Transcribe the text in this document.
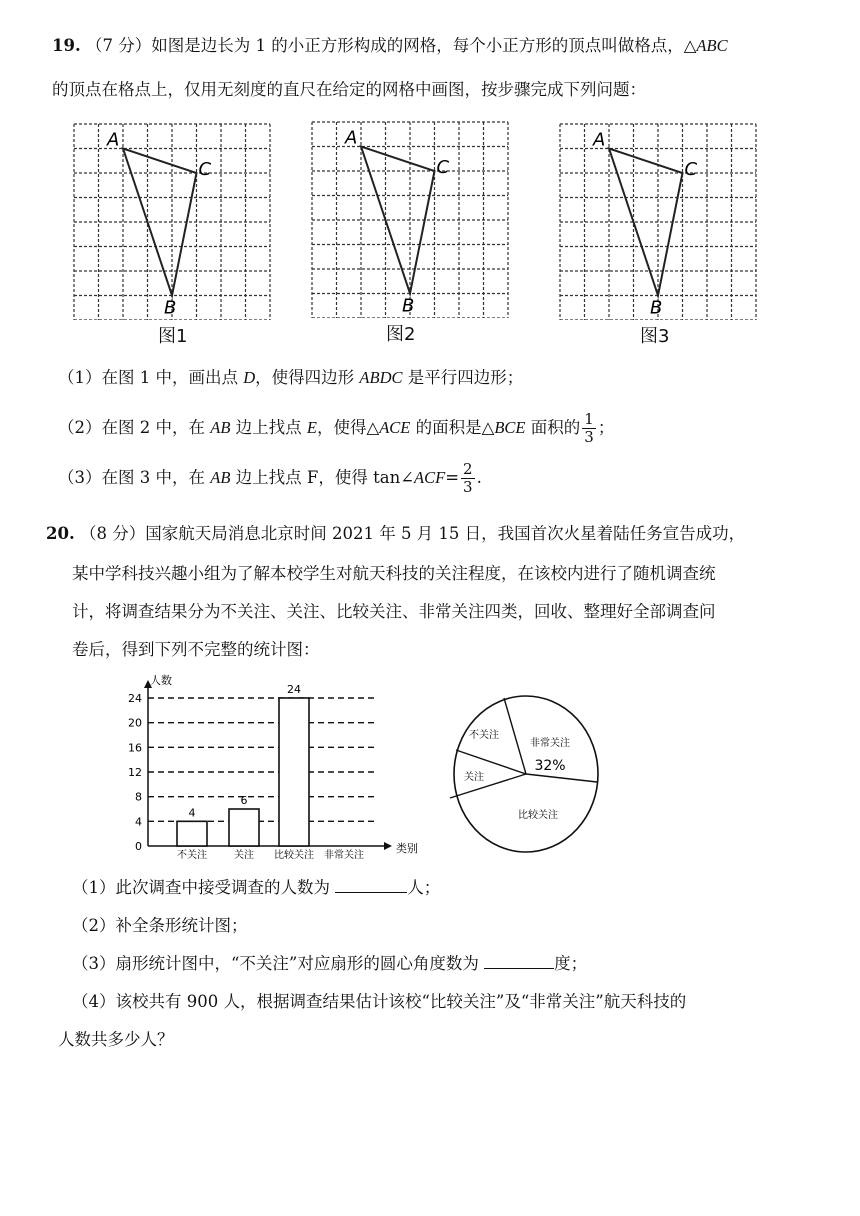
19. （7 分）如图是边长为 1 的小正方形构成的网格，每个小正方形的顶点叫做格点，△ABC
的顶点在格点上，仅用无刻度的直尺在给定的网格中画图，按步骤完成下列问题：
A
B
C
图1
A
B
C
图2
A
B
C
图3
（1）在图 1 中，画出点 D，使得四边形 ABDC 是平行四边形；
（2）在图 2 中，在 AB 边上找点 E，使得△ACE 的面积是△BCE 面积的 $\frac{1}{3}$ ；
（3）在图 3 中，在 AB 边上找点 F，使得 tan∠ACF= $\frac{2}{3}$ .
20. （8 分）国家航天局消息北京时间 2021 年 5 月 15 日，我国首次火星着陆任务宣告成功，
某中学科技兴趣小组为了解本校学生对航天科技的关注程度，在该校内进行了随机调查统
计，将调查结果分为不关注、关注、比较关注、非常关注四类，回收、整理好全部调查问
卷后，得到下列不完整的统计图：
0
4
8
12
16
20
24
人数
类别
4
不关注
6
关注
24
比较关注 非常关注
不关注
关注
比较关注
非常关注
32%
（1）此次调查中接受调查的人数为	人；
（2）补全条形统计图；
（3）扇形统计图中，“不关注”对应扇形的圆心角度数为	度；
（4）该校共有 900 人，根据调查结果估计该校“比较关注”及“非常关注”航天科技的
人数共多少人？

┄┄┄┄┄┄

§ Task statement:
Omit the images and transcribe all of the records above word for word.

§ Solution to this problem:
Transcribe the text in this document.
19. （7 分）如图是边长为 1 的小正方形构成的网格，每个小正方形的顶点叫做格点，△ABC
的顶点在格点上，仅用无刻度的直尺在给定的网格中画图，按步骤完成下列问题：
A
B
C
图1
A
B
C
图2
A
B
C
图3
（1）在图 1 中，画出点 D，使得四边形 ABDC 是平行四边形；
（2）在图 2 中，在 AB 边上找点 E，使得△ACE 的面积是△BCE 面积的 $\frac{1}{3}$ ；
（3）在图 3 中，在 AB 边上找点 F，使得 tan∠ACF= $\frac{2}{3}$ .
20. （8 分）国家航天局消息北京时间 2021 年 5 月 15 日，我国首次火星着陆任务宣告成功，
某中学科技兴趣小组为了解本校学生对航天科技的关注程度，在该校内进行了随机调查统
计，将调查结果分为不关注、关注、比较关注、非常关注四类，回收、整理好全部调查问
卷后，得到下列不完整的统计图：
0
4
8
12
16
20
24
人数
类别
4
不关注
6
关注
24
比较关注 非常关注
不关注
关注
比较关注
非常关注
32%
（1）此次调查中接受调查的人数为	人；
（2）补全条形统计图；
（3）扇形统计图中，“不关注”对应扇形的圆心角度数为	度；
（4）该校共有 900 人，根据调查结果估计该校“比较关注”及“非常关注”航天科技的
人数共多少人？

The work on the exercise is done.